> _Supplied data_

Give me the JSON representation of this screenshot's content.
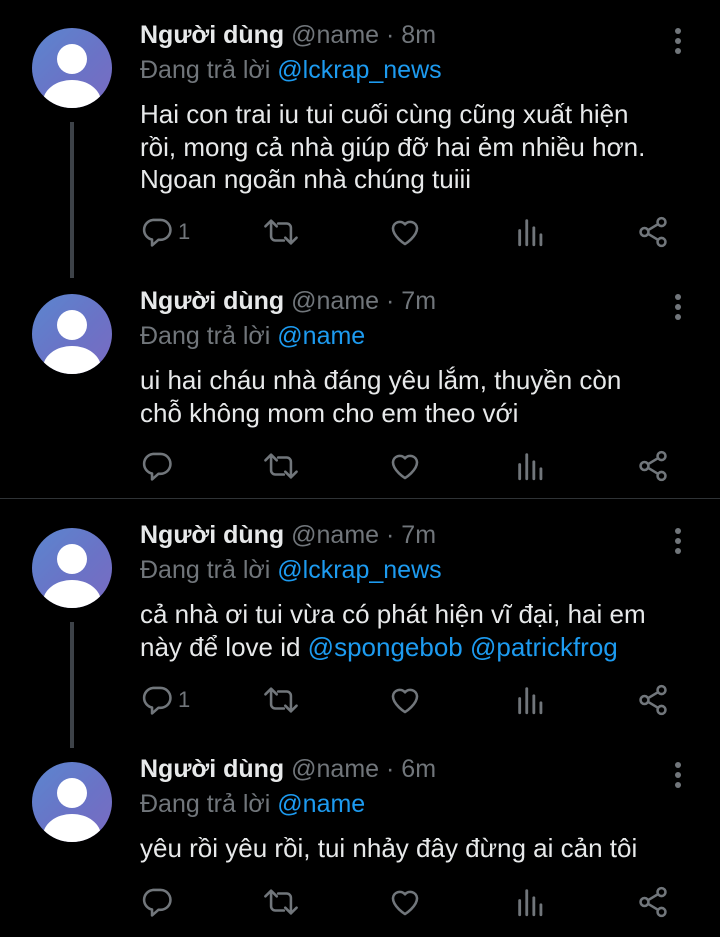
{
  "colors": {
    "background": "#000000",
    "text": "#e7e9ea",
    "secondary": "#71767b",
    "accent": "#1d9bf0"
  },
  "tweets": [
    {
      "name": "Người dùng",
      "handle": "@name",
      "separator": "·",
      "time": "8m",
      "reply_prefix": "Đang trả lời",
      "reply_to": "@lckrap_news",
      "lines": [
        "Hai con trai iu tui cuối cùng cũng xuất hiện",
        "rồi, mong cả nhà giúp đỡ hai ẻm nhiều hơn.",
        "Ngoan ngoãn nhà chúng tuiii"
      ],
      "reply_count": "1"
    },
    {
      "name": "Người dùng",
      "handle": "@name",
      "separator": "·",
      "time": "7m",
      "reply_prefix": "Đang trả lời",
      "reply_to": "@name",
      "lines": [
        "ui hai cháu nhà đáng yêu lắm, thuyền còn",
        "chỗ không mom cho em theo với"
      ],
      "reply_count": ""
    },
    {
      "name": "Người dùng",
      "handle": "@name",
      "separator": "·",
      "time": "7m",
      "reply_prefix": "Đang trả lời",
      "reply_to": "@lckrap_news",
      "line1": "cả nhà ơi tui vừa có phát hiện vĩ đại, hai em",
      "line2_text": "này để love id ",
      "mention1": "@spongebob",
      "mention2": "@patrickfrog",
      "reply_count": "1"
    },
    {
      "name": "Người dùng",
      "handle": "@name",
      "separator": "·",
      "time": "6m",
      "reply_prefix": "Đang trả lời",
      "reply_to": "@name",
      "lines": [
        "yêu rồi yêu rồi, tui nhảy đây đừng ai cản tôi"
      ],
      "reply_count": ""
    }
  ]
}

> _Written instruction_
Could you reproduce every record above exactly, leaving out the pictures?

> _Result_
Give me the JSON representation of this screenshot's content.
{
  "colors": {
    "background": "#000000",
    "text": "#e7e9ea",
    "secondary": "#71767b",
    "accent": "#1d9bf0"
  },
  "tweets": [
    {
      "name": "Người dùng",
      "handle": "@name",
      "separator": "·",
      "time": "8m",
      "reply_prefix": "Đang trả lời",
      "reply_to": "@lckrap_news",
      "lines": [
        "Hai con trai iu tui cuối cùng cũng xuất hiện",
        "rồi, mong cả nhà giúp đỡ hai ẻm nhiều hơn.",
        "Ngoan ngoãn nhà chúng tuiii"
      ],
      "reply_count": "1"
    },
    {
      "name": "Người dùng",
      "handle": "@name",
      "separator": "·",
      "time": "7m",
      "reply_prefix": "Đang trả lời",
      "reply_to": "@name",
      "lines": [
        "ui hai cháu nhà đáng yêu lắm, thuyền còn",
        "chỗ không mom cho em theo với"
      ],
      "reply_count": ""
    },
    {
      "name": "Người dùng",
      "handle": "@name",
      "separator": "·",
      "time": "7m",
      "reply_prefix": "Đang trả lời",
      "reply_to": "@lckrap_news",
      "line1": "cả nhà ơi tui vừa có phát hiện vĩ đại, hai em",
      "line2_text": "này để love id ",
      "mention1": "@spongebob",
      "mention2": "@patrickfrog",
      "reply_count": "1"
    },
    {
      "name": "Người dùng",
      "handle": "@name",
      "separator": "·",
      "time": "6m",
      "reply_prefix": "Đang trả lời",
      "reply_to": "@name",
      "lines": [
        "yêu rồi yêu rồi, tui nhảy đây đừng ai cản tôi"
      ],
      "reply_count": ""
    }
  ]
}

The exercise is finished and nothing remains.